TASK GOAL
List, from the lines below, each one with "безработицы" in it.

RECORD SET
┏━━

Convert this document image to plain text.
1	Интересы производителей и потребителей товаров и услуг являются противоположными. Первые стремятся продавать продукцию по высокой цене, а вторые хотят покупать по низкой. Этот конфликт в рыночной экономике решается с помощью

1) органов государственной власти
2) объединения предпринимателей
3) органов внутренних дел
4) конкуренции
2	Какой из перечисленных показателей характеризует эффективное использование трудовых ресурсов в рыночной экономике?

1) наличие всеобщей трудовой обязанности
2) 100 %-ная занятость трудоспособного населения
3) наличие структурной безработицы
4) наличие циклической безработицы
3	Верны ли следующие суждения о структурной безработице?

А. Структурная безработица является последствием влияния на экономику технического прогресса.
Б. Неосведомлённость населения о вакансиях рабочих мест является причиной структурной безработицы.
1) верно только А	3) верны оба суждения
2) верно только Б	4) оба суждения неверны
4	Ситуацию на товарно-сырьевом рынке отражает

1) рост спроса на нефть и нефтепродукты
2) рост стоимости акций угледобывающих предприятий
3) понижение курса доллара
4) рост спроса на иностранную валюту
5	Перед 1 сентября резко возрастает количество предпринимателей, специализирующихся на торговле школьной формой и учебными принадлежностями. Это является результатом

┗━━

TASK RESPONSE
3) наличие структурной безработицы
4) наличие циклической безработицы
Б. Неосведомлённость населения о вакансиях рабочих мест является причиной структурной безработицы.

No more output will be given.